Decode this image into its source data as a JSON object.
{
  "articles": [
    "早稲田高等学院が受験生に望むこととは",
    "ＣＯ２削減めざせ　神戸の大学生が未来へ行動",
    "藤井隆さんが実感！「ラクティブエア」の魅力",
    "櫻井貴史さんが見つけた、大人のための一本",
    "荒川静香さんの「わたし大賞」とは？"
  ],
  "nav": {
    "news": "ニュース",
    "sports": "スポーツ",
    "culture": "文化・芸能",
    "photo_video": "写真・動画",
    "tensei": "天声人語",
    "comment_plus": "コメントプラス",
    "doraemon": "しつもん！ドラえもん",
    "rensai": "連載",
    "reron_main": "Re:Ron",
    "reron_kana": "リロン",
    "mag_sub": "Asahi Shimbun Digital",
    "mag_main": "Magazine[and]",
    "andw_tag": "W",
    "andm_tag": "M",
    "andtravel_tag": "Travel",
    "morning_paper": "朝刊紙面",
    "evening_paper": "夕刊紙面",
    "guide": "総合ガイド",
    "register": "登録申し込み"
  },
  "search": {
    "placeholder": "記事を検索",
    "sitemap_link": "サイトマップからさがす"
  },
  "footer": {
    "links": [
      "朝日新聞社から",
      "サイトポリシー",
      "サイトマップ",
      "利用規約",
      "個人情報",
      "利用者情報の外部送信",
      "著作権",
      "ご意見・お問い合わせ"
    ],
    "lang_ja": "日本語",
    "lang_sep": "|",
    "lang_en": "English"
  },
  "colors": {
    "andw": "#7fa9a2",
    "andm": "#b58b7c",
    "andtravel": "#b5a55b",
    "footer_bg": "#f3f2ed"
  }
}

----

WRITTEN PROBLEM =
Take the lines above and print them exactly.

TASK RESULT =
Decode this image into its source data as a JSON object.
{
  "articles": [
    "早稲田高等学院が受験生に望むこととは",
    "ＣＯ２削減めざせ　神戸の大学生が未来へ行動",
    "藤井隆さんが実感！「ラクティブエア」の魅力",
    "櫻井貴史さんが見つけた、大人のための一本",
    "荒川静香さんの「わたし大賞」とは？"
  ],
  "nav": {
    "news": "ニュース",
    "sports": "スポーツ",
    "culture": "文化・芸能",
    "photo_video": "写真・動画",
    "tensei": "天声人語",
    "comment_plus": "コメントプラス",
    "doraemon": "しつもん！ドラえもん",
    "rensai": "連載",
    "reron_main": "Re:Ron",
    "reron_kana": "リロン",
    "mag_sub": "Asahi Shimbun Digital",
    "mag_main": "Magazine[and]",
    "andw_tag": "W",
    "andm_tag": "M",
    "andtravel_tag": "Travel",
    "morning_paper": "朝刊紙面",
    "evening_paper": "夕刊紙面",
    "guide": "総合ガイド",
    "register": "登録申し込み"
  },
  "search": {
    "placeholder": "記事を検索",
    "sitemap_link": "サイトマップからさがす"
  },
  "footer": {
    "links": [
      "朝日新聞社から",
      "サイトポリシー",
      "サイトマップ",
      "利用規約",
      "個人情報",
      "利用者情報の外部送信",
      "著作権",
      "ご意見・お問い合わせ"
    ],
    "lang_ja": "日本語",
    "lang_sep": "|",
    "lang_en": "English"
  },
  "colors": {
    "andw": "#7fa9a2",
    "andm": "#b58b7c",
    "andtravel": "#b5a55b",
    "footer_bg": "#f3f2ed"
  }
}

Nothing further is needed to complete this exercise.